**Exercise input**
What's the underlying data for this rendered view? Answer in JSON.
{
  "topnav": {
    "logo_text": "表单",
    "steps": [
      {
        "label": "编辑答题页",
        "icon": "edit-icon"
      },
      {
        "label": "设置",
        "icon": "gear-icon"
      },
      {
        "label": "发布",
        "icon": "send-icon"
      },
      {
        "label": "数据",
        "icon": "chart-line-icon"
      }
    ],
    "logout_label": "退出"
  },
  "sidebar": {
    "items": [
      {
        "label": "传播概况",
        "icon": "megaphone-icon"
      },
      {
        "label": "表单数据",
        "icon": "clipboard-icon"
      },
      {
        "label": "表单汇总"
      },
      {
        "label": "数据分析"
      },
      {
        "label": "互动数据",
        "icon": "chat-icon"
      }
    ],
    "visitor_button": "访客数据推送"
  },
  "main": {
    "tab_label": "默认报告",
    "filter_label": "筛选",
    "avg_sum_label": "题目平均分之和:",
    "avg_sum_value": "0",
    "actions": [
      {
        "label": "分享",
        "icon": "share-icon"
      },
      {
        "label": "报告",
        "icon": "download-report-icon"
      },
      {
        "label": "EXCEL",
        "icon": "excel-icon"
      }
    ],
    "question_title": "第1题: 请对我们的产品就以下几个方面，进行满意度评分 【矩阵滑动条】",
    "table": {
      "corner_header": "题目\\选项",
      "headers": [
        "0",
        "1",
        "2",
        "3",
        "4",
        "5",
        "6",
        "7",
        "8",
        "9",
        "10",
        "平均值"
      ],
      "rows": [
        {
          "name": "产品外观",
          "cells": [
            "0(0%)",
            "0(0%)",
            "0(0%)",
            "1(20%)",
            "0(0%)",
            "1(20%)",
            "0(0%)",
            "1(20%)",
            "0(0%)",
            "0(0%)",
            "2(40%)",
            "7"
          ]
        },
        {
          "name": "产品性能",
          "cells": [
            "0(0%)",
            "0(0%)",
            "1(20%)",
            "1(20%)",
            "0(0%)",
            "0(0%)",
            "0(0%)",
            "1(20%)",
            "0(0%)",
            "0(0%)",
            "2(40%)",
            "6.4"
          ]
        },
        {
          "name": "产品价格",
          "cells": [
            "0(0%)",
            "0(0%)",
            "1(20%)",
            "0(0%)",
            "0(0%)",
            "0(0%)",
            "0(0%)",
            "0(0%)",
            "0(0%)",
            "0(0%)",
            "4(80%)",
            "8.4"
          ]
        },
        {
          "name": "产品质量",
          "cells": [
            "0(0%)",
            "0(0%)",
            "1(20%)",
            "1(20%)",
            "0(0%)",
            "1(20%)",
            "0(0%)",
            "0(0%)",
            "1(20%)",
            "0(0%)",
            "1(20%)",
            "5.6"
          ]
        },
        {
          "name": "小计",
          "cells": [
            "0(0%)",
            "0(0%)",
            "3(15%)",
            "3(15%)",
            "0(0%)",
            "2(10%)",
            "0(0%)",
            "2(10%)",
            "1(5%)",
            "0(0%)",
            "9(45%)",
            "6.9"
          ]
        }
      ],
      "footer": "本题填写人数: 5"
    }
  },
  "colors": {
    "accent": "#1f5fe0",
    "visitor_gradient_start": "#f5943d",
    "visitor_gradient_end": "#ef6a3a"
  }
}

**Problem description**
Exactly how many lines of the material contain the word "name"? Write the number alone.

**Result**
5